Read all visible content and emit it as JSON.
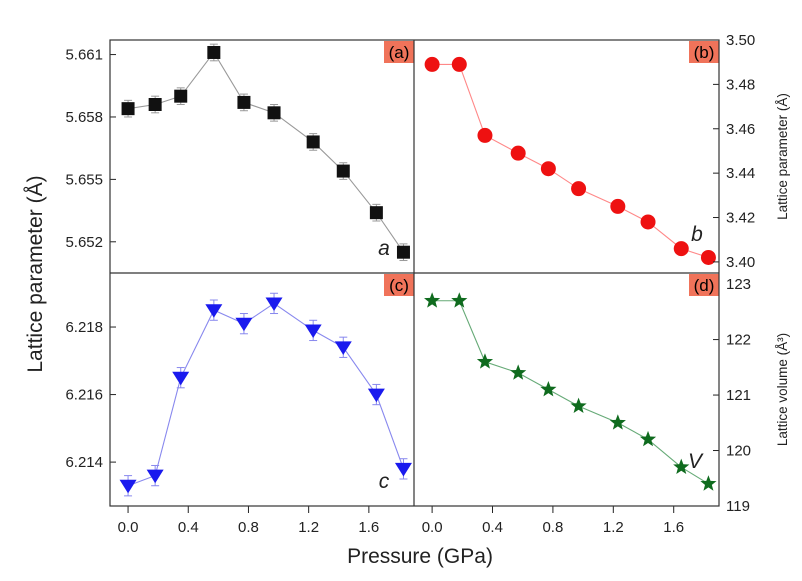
{
  "chart_data": {
    "type": "scatter",
    "xlabel": "Pressure (GPa)",
    "ylabel": "Lattice parameter (Å)",
    "x_ticks": [
      "0.0",
      "0.4",
      "0.8",
      "1.2",
      "1.6"
    ],
    "xlim": [
      -0.12,
      1.9
    ],
    "panels": [
      {
        "id": "a",
        "tag": "(a)",
        "var_label": "a",
        "marker": "square",
        "color": "#111111",
        "line_color": "#999999",
        "ylim": [
          5.6505,
          5.6617
        ],
        "y_ticks": [
          "5.652",
          "5.655",
          "5.658",
          "5.661"
        ],
        "y_tick_values": [
          5.652,
          5.655,
          5.658,
          5.661
        ],
        "x": [
          0.0,
          0.18,
          0.35,
          0.57,
          0.77,
          0.97,
          1.23,
          1.43,
          1.65,
          1.83
        ],
        "y": [
          5.6584,
          5.6586,
          5.659,
          5.6611,
          5.6587,
          5.6582,
          5.6568,
          5.6554,
          5.6534,
          5.6515
        ],
        "err": [
          0.0004,
          0.0004,
          0.0004,
          0.0004,
          0.0004,
          0.0004,
          0.0004,
          0.0004,
          0.0004,
          0.0004
        ]
      },
      {
        "id": "b",
        "tag": "(b)",
        "var_label": "b",
        "marker": "circle",
        "color": "#ee1111",
        "line_color": "#ff8888",
        "ylim": [
          3.395,
          3.5
        ],
        "y_ticks": [
          "3.40",
          "3.42",
          "3.44",
          "3.46",
          "3.48",
          "3.50"
        ],
        "y_tick_values": [
          3.4,
          3.42,
          3.44,
          3.46,
          3.48,
          3.5
        ],
        "ylabel_right": "Lattice parameter (Å)",
        "x": [
          0.0,
          0.18,
          0.35,
          0.57,
          0.77,
          0.97,
          1.23,
          1.43,
          1.65,
          1.83
        ],
        "y": [
          3.489,
          3.489,
          3.457,
          3.449,
          3.442,
          3.433,
          3.425,
          3.418,
          3.406,
          3.402
        ]
      },
      {
        "id": "c",
        "tag": "(c)",
        "var_label": "c",
        "marker": "triangle-down",
        "color": "#1a1aee",
        "line_color": "#8888ee",
        "ylim": [
          6.2127,
          6.2196
        ],
        "y_ticks": [
          "6.214",
          "6.216",
          "6.218"
        ],
        "y_tick_values": [
          6.214,
          6.216,
          6.218
        ],
        "x": [
          0.0,
          0.18,
          0.35,
          0.57,
          0.77,
          0.97,
          1.23,
          1.43,
          1.65,
          1.83
        ],
        "y": [
          6.2133,
          6.2136,
          6.2165,
          6.2185,
          6.2181,
          6.2187,
          6.2179,
          6.2174,
          6.216,
          6.2138
        ],
        "err": [
          0.0003,
          0.0003,
          0.0003,
          0.0003,
          0.0003,
          0.0003,
          0.0003,
          0.0003,
          0.0003,
          0.0003
        ]
      },
      {
        "id": "d",
        "tag": "(d)",
        "var_label": "V",
        "marker": "star",
        "color": "#0f6b1e",
        "line_color": "#66aa77",
        "ylim": [
          119,
          123.2
        ],
        "y_ticks": [
          "119",
          "120",
          "121",
          "122",
          "123"
        ],
        "y_tick_values": [
          119,
          120,
          121,
          122,
          123
        ],
        "ylabel_right": "Lattice volume (Å³)",
        "x": [
          0.0,
          0.18,
          0.35,
          0.57,
          0.77,
          0.97,
          1.23,
          1.43,
          1.65,
          1.83
        ],
        "y": [
          122.7,
          122.7,
          121.6,
          121.4,
          121.1,
          120.8,
          120.5,
          120.2,
          119.7,
          119.4
        ]
      }
    ]
  }
}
——————————
=== WRITTEN PROBLEM ===
Keep the pictures out of the copy and write out the data exactly as it stands.

=== TASK OUTPUT ===
Read all visible content and emit it as JSON.
{
  "chart_data": {
    "type": "scatter",
    "xlabel": "Pressure (GPa)",
    "ylabel": "Lattice parameter (Å)",
    "x_ticks": [
      "0.0",
      "0.4",
      "0.8",
      "1.2",
      "1.6"
    ],
    "xlim": [
      -0.12,
      1.9
    ],
    "panels": [
      {
        "id": "a",
        "tag": "(a)",
        "var_label": "a",
        "marker": "square",
        "color": "#111111",
        "line_color": "#999999",
        "ylim": [
          5.6505,
          5.6617
        ],
        "y_ticks": [
          "5.652",
          "5.655",
          "5.658",
          "5.661"
        ],
        "y_tick_values": [
          5.652,
          5.655,
          5.658,
          5.661
        ],
        "x": [
          0.0,
          0.18,
          0.35,
          0.57,
          0.77,
          0.97,
          1.23,
          1.43,
          1.65,
          1.83
        ],
        "y": [
          5.6584,
          5.6586,
          5.659,
          5.6611,
          5.6587,
          5.6582,
          5.6568,
          5.6554,
          5.6534,
          5.6515
        ],
        "err": [
          0.0004,
          0.0004,
          0.0004,
          0.0004,
          0.0004,
          0.0004,
          0.0004,
          0.0004,
          0.0004,
          0.0004
        ]
      },
      {
        "id": "b",
        "tag": "(b)",
        "var_label": "b",
        "marker": "circle",
        "color": "#ee1111",
        "line_color": "#ff8888",
        "ylim": [
          3.395,
          3.5
        ],
        "y_ticks": [
          "3.40",
          "3.42",
          "3.44",
          "3.46",
          "3.48",
          "3.50"
        ],
        "y_tick_values": [
          3.4,
          3.42,
          3.44,
          3.46,
          3.48,
          3.5
        ],
        "ylabel_right": "Lattice parameter (Å)",
        "x": [
          0.0,
          0.18,
          0.35,
          0.57,
          0.77,
          0.97,
          1.23,
          1.43,
          1.65,
          1.83
        ],
        "y": [
          3.489,
          3.489,
          3.457,
          3.449,
          3.442,
          3.433,
          3.425,
          3.418,
          3.406,
          3.402
        ]
      },
      {
        "id": "c",
        "tag": "(c)",
        "var_label": "c",
        "marker": "triangle-down",
        "color": "#1a1aee",
        "line_color": "#8888ee",
        "ylim": [
          6.2127,
          6.2196
        ],
        "y_ticks": [
          "6.214",
          "6.216",
          "6.218"
        ],
        "y_tick_values": [
          6.214,
          6.216,
          6.218
        ],
        "x": [
          0.0,
          0.18,
          0.35,
          0.57,
          0.77,
          0.97,
          1.23,
          1.43,
          1.65,
          1.83
        ],
        "y": [
          6.2133,
          6.2136,
          6.2165,
          6.2185,
          6.2181,
          6.2187,
          6.2179,
          6.2174,
          6.216,
          6.2138
        ],
        "err": [
          0.0003,
          0.0003,
          0.0003,
          0.0003,
          0.0003,
          0.0003,
          0.0003,
          0.0003,
          0.0003,
          0.0003
        ]
      },
      {
        "id": "d",
        "tag": "(d)",
        "var_label": "V",
        "marker": "star",
        "color": "#0f6b1e",
        "line_color": "#66aa77",
        "ylim": [
          119,
          123.2
        ],
        "y_ticks": [
          "119",
          "120",
          "121",
          "122",
          "123"
        ],
        "y_tick_values": [
          119,
          120,
          121,
          122,
          123
        ],
        "ylabel_right": "Lattice volume (Å³)",
        "x": [
          0.0,
          0.18,
          0.35,
          0.57,
          0.77,
          0.97,
          1.23,
          1.43,
          1.65,
          1.83
        ],
        "y": [
          122.7,
          122.7,
          121.6,
          121.4,
          121.1,
          120.8,
          120.5,
          120.2,
          119.7,
          119.4
        ]
      }
    ]
  }
}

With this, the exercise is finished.